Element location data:
------------------------

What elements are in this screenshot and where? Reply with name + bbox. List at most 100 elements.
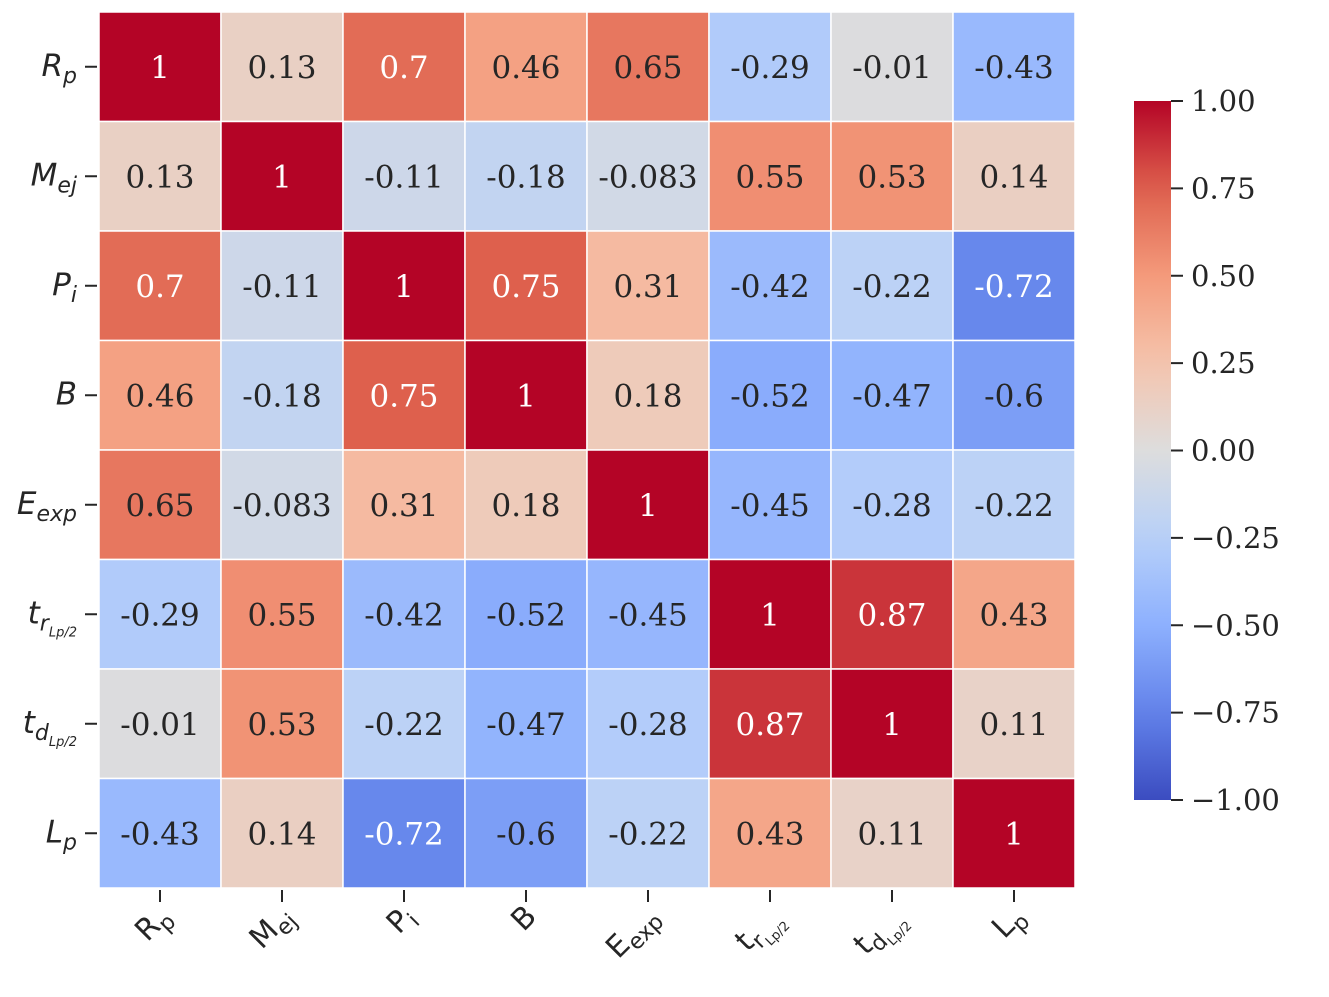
row-label-0: Rp <box>41 48 77 89</box>
heatmap-cell-r7-c5 <box>708 777 832 889</box>
row-label-7: Lp <box>46 814 77 855</box>
colorbar-tick-label-8: −1.00 <box>1191 783 1280 817</box>
heatmap-cell-r0-c3 <box>464 11 588 123</box>
heatmap-cell-r4-c2 <box>342 449 466 561</box>
cell-label-r3-c2: 0.75 <box>369 378 438 414</box>
heatmap-cell-r4-c3 <box>464 449 588 561</box>
col-label-4: Eexp <box>599 899 669 969</box>
cell-label-r0-c7: -0.43 <box>974 50 1054 86</box>
cell-label-r2-c3: 0.75 <box>491 269 560 305</box>
col-label-0: Rp <box>128 899 181 952</box>
cell-label-r1-c5: 0.55 <box>735 159 804 195</box>
heatmap-cell-r2-c2 <box>342 230 466 342</box>
heatmap-cell-r1-c4 <box>586 120 710 232</box>
cell-label-r7-c4: -0.22 <box>608 816 688 852</box>
cell-label-r2-c7: -0.72 <box>974 269 1054 305</box>
colorbar-tick-label-6: −0.50 <box>1191 608 1280 642</box>
heatmap-cell-r6-c5 <box>708 668 832 780</box>
heatmap-cell-r6-c6 <box>830 668 954 780</box>
cell-label-r7-c1: 0.14 <box>247 816 316 852</box>
colorbar-gradient <box>1134 101 1171 800</box>
cell-label-r3-c3: 1 <box>516 378 536 414</box>
heatmap-cell-r0-c5 <box>708 11 832 123</box>
row-labels: Rp Mej Pi B Eexp trLp/2 tdLp/2 Lp <box>17 48 97 855</box>
col-label-1: Mej <box>243 899 303 959</box>
cell-label-r1-c1: 1 <box>272 159 292 195</box>
cell-label-r2-c4: 0.31 <box>613 269 682 305</box>
cell-label-r2-c1: -0.11 <box>242 269 322 305</box>
cell-label-r0-c4: 0.65 <box>613 50 682 86</box>
cell-label-r5-c3: -0.52 <box>486 597 566 633</box>
heatmap-cell-r4-c4 <box>586 449 710 561</box>
heatmap-cell-r4-c5 <box>708 449 832 561</box>
cell-label-r2-c2: 1 <box>394 269 414 305</box>
heatmap-cell-r5-c1 <box>220 558 344 670</box>
cell-label-r0-c2: 0.7 <box>379 50 428 86</box>
heatmap-cells: 1 0.13 0.7 0.46 0.65 -0.29 -0.01 -0.43 0.13 1 -0.1… <box>98 11 1076 889</box>
heatmap-cell-r7-c3 <box>464 777 588 889</box>
cell-label-r4-c6: -0.28 <box>852 488 932 524</box>
heatmap-cell-r5-c2 <box>342 558 466 670</box>
cell-label-r4-c3: 0.18 <box>491 488 560 524</box>
cell-label-r6-c5: 0.87 <box>735 707 804 743</box>
cell-label-r6-c7: 0.11 <box>979 707 1048 743</box>
heatmap-cell-r0-c7 <box>952 11 1076 123</box>
heatmap-cell-r5-c6 <box>830 558 954 670</box>
cell-label-r7-c5: 0.43 <box>735 816 804 852</box>
heatmap-cell-r0-c4 <box>586 11 710 123</box>
heatmap-cell-r1-c3 <box>464 120 588 232</box>
cell-label-r6-c6: 1 <box>882 707 902 743</box>
cell-label-r4-c4: 1 <box>638 488 658 524</box>
heatmap-cell-r5-c5 <box>708 558 832 670</box>
row-label-1: Mej <box>31 157 78 198</box>
cell-label-r5-c2: -0.42 <box>364 597 444 633</box>
col-label-2: Pi <box>380 899 425 944</box>
col-label-7: Lp <box>985 899 1035 949</box>
cell-label-r0-c0: 1 <box>150 50 170 86</box>
cell-label-r6-c4: -0.28 <box>608 707 688 743</box>
heatmap-cell-r4-c7 <box>952 449 1076 561</box>
cell-label-r6-c0: -0.01 <box>120 707 200 743</box>
row-label-2: Pi <box>52 267 77 308</box>
cell-label-r6-c1: 0.53 <box>247 707 316 743</box>
cell-label-r1-c4: -0.083 <box>598 159 697 195</box>
heatmap-cell-r0-c1 <box>220 11 344 123</box>
heatmap-cell-r6-c0 <box>98 668 222 780</box>
heatmap-cell-r6-c7 <box>952 668 1076 780</box>
cell-label-r7-c2: -0.72 <box>364 816 444 852</box>
colorbar-tick-label-7: −0.75 <box>1191 696 1280 730</box>
heatmap-cell-r0-c2 <box>342 11 466 123</box>
heatmap-cell-r2-c5 <box>708 230 832 342</box>
cell-label-r4-c7: -0.22 <box>974 488 1054 524</box>
cell-label-r7-c3: -0.6 <box>496 816 556 852</box>
heatmap-cell-r6-c2 <box>342 668 466 780</box>
cell-label-r5-c0: -0.29 <box>120 597 200 633</box>
heatmap-cell-r1-c1 <box>220 120 344 232</box>
cell-label-r1-c0: 0.13 <box>125 159 194 195</box>
cell-label-r1-c3: -0.18 <box>486 159 566 195</box>
cell-label-r0-c1: 0.13 <box>247 50 316 86</box>
cell-label-r6-c3: -0.47 <box>486 707 566 743</box>
row-label-3: B <box>56 376 77 412</box>
cell-label-r2-c6: -0.22 <box>852 269 932 305</box>
heatmap-cell-r7-c4 <box>586 777 710 889</box>
cell-label-r0-c3: 0.46 <box>491 50 560 86</box>
cell-label-r6-c2: -0.22 <box>364 707 444 743</box>
heatmap-cell-r6-c1 <box>220 668 344 780</box>
heatmap-cell-r0-c0 <box>98 11 222 123</box>
colorbar: 1.00 0.75 0.50 0.25 0.00 −0.25 −0.50 −0.75 −1.00 <box>1134 84 1280 817</box>
cell-label-r7-c0: -0.43 <box>120 816 200 852</box>
heatmap-cell-r5-c4 <box>586 558 710 670</box>
cell-label-r3-c7: -0.6 <box>984 378 1044 414</box>
cell-label-r4-c1: -0.083 <box>232 488 331 524</box>
cell-label-r5-c7: 0.43 <box>979 597 1048 633</box>
heatmap-cell-r7-c2 <box>342 777 466 889</box>
heatmap-cell-r3-c0 <box>98 339 222 451</box>
heatmap-cell-r2-c3 <box>464 230 588 342</box>
heatmap-cell-r5-c7 <box>952 558 1076 670</box>
row-label-6: tdLp/2 <box>23 705 77 750</box>
cell-label-r0-c6: -0.01 <box>852 50 932 86</box>
heatmap-cell-r3-c6 <box>830 339 954 451</box>
colorbar-tick-label-2: 0.50 <box>1191 259 1256 293</box>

------------------------

*PROBLEM TO SOLVE*. Please rewrite the rows above as a Markdown table with two columns, No and Line, giving each line its own number. Leave out blank lines and pictures.

*WRITTEN SOLUTION*.
| No | Line |
|---|---|
| 1 | What elements are in this screenshot and where? Reply with name + bbox. List at most 100 elements. |
| 2 | row-label-0: Rp <box>41 48 77 89</box> |
| 3 | heatmap-cell-r7-c5 <box>708 777 832 889</box> |
| 4 | row-label-7: Lp <box>46 814 77 855</box> |
| 5 | colorbar-tick-label-8: −1.00 <box>1191 783 1280 817</box> |
| 6 | heatmap-cell-r0-c3 <box>464 11 588 123</box> |
| 7 | heatmap-cell-r4-c2 <box>342 449 466 561</box> |
| 8 | cell-label-r3-c2: 0.75 <box>369 378 438 414</box> |
| 9 | heatmap-cell-r4-c3 <box>464 449 588 561</box> |
| 10 | col-label-4: Eexp <box>599 899 669 969</box> |
| 11 | cell-label-r0-c7: -0.43 <box>974 50 1054 86</box> |
| 12 | cell-label-r2-c3: 0.75 <box>491 269 560 305</box> |
| 13 | col-label-0: Rp <box>128 899 181 952</box> |
| 14 | cell-label-r1-c5: 0.55 <box>735 159 804 195</box> |
| 15 | heatmap-cell-r2-c2 <box>342 230 466 342</box> |
| 16 | heatmap-cell-r1-c4 <box>586 120 710 232</box> |
| 17 | cell-label-r7-c4: -0.22 <box>608 816 688 852</box> |
| 18 | cell-label-r2-c7: -0.72 <box>974 269 1054 305</box> |
| 19 | colorbar-tick-label-6: −0.50 <box>1191 608 1280 642</box> |
| 20 | heatmap-cell-r6-c5 <box>708 668 832 780</box> |
| 21 | heatmap-cell-r6-c6 <box>830 668 954 780</box> |
| 22 | cell-label-r7-c1: 0.14 <box>247 816 316 852</box> |
| 23 | colorbar-gradient <box>1134 101 1171 800</box> |
| 24 | cell-label-r3-c3: 1 <box>516 378 536 414</box> |
| 25 | heatmap-cell-r0-c5 <box>708 11 832 123</box> |
| 26 | row-labels: Rp Mej Pi B Eexp trLp/2 tdLp/2 Lp <box>17 48 97 855</box> |
| 27 | col-label-1: Mej <box>243 899 303 959</box> |
| 28 | cell-label-r1-c1: 1 <box>272 159 292 195</box> |
| 29 | cell-label-r2-c4: 0.31 <box>613 269 682 305</box> |
| 30 | cell-label-r2-c1: -0.11 <box>242 269 322 305</box> |
| 31 | cell-label-r0-c4: 0.65 <box>613 50 682 86</box> |
| 32 | cell-label-r5-c3: -0.52 <box>486 597 566 633</box> |
| 33 | heatmap-cell-r4-c4 <box>586 449 710 561</box> |
| 34 | heatmap-cell-r4-c5 <box>708 449 832 561</box> |
| 35 | cell-label-r2-c2: 1 <box>394 269 414 305</box> |
| 36 | heatmap-cell-r5-c1 <box>220 558 344 670</box> |
| 37 | cell-label-r0-c2: 0.7 <box>379 50 428 86</box> |
| 38 | heatmap-cells: 1 0.13 0.7 0.46 0.65 -0.29 -0.01 -0.43 0.13 1 -0.1… <box>98 11 1076 889</box> |
| 39 | heatmap-cell-r7-c3 <box>464 777 588 889</box> |
| 40 | cell-label-r4-c6: -0.28 <box>852 488 932 524</box> |
| 41 | heatmap-cell-r5-c2 <box>342 558 466 670</box> |
| 42 | cell-label-r4-c3: 0.18 <box>491 488 560 524</box> |
| 43 | cell-label-r6-c5: 0.87 <box>735 707 804 743</box> |
| 44 | cell-label-r6-c7: 0.11 <box>979 707 1048 743</box> |
| 45 | heatmap-cell-r0-c7 <box>952 11 1076 123</box> |
| 46 | heatmap-cell-r5-c6 <box>830 558 954 670</box> |
| 47 | cell-label-r7-c5: 0.43 <box>735 816 804 852</box> |
| 48 | heatmap-cell-r0-c4 <box>586 11 710 123</box> |
| 49 | heatmap-cell-r1-c3 <box>464 120 588 232</box> |
| 50 | cell-label-r6-c6: 1 <box>882 707 902 743</box> |
| 51 | cell-label-r4-c4: 1 <box>638 488 658 524</box> |
| 52 | heatmap-cell-r5-c5 <box>708 558 832 670</box> |
| 53 | row-label-1: Mej <box>31 157 78 198</box> |
| 54 | cell-label-r5-c2: -0.42 <box>364 597 444 633</box> |
| 55 | col-label-2: Pi <box>380 899 425 944</box> |
| 56 | col-label-7: Lp <box>985 899 1035 949</box> |
| 57 | cell-label-r0-c0: 1 <box>150 50 170 86</box> |
| 58 | cell-label-r6-c4: -0.28 <box>608 707 688 743</box> |
| 59 | heatmap-cell-r4-c7 <box>952 449 1076 561</box> |
| 60 | cell-label-r6-c0: -0.01 <box>120 707 200 743</box> |
| 61 | row-label-2: Pi <box>52 267 77 308</box> |
| 62 | cell-label-r6-c1: 0.53 <box>247 707 316 743</box> |
| 63 | cell-label-r1-c4: -0.083 <box>598 159 697 195</box> |
| 64 | heatmap-cell-r0-c1 <box>220 11 344 123</box> |
| 65 | heatmap-cell-r6-c0 <box>98 668 222 780</box> |
| 66 | heatmap-cell-r6-c7 <box>952 668 1076 780</box> |
| 67 | cell-label-r7-c2: -0.72 <box>364 816 444 852</box> |
| 68 | colorbar-tick-label-7: −0.75 <box>1191 696 1280 730</box> |
| 69 | heatmap-cell-r0-c2 <box>342 11 466 123</box> |
| 70 | heatmap-cell-r2-c5 <box>708 230 832 342</box> |
| 71 | cell-label-r4-c7: -0.22 <box>974 488 1054 524</box> |
| 72 | cell-label-r7-c3: -0.6 <box>496 816 556 852</box> |
| 73 | heatmap-cell-r6-c2 <box>342 668 466 780</box> |
| 74 | cell-label-r5-c0: -0.29 <box>120 597 200 633</box> |
| 75 | heatmap-cell-r1-c1 <box>220 120 344 232</box> |
| 76 | cell-label-r1-c0: 0.13 <box>125 159 194 195</box> |
| 77 | cell-label-r1-c3: -0.18 <box>486 159 566 195</box> |
| 78 | cell-label-r0-c1: 0.13 <box>247 50 316 86</box> |
| 79 | cell-label-r6-c3: -0.47 <box>486 707 566 743</box> |
| 80 | row-label-3: B <box>56 376 77 412</box> |
| 81 | cell-label-r2-c6: -0.22 <box>852 269 932 305</box> |
| 82 | heatmap-cell-r7-c4 <box>586 777 710 889</box> |
| 83 | cell-label-r0-c3: 0.46 <box>491 50 560 86</box> |
| 84 | cell-label-r6-c2: -0.22 <box>364 707 444 743</box> |
| 85 | heatmap-cell-r6-c1 <box>220 668 344 780</box> |
| 86 | heatmap-cell-r0-c0 <box>98 11 222 123</box> |
| 87 | colorbar: 1.00 0.75 0.50 0.25 0.00 −0.25 −0.50 −0.75 −1.00 <box>1134 84 1280 817</box> |
| 88 | cell-label-r7-c0: -0.43 <box>120 816 200 852</box> |
| 89 | heatmap-cell-r5-c4 <box>586 558 710 670</box> |
| 90 | cell-label-r3-c7: -0.6 <box>984 378 1044 414</box> |
| 91 | cell-label-r4-c1: -0.083 <box>232 488 331 524</box> |
| 92 | cell-label-r5-c7: 0.43 <box>979 597 1048 633</box> |
| 93 | heatmap-cell-r7-c2 <box>342 777 466 889</box> |
| 94 | heatmap-cell-r3-c0 <box>98 339 222 451</box> |
| 95 | heatmap-cell-r2-c3 <box>464 230 588 342</box> |
| 96 | heatmap-cell-r5-c7 <box>952 558 1076 670</box> |
| 97 | row-label-6: tdLp/2 <box>23 705 77 750</box> |
| 98 | cell-label-r0-c6: -0.01 <box>852 50 932 86</box> |
| 99 | heatmap-cell-r3-c6 <box>830 339 954 451</box> |
| 100 | colorbar-tick-label-2: 0.50 <box>1191 259 1256 293</box> |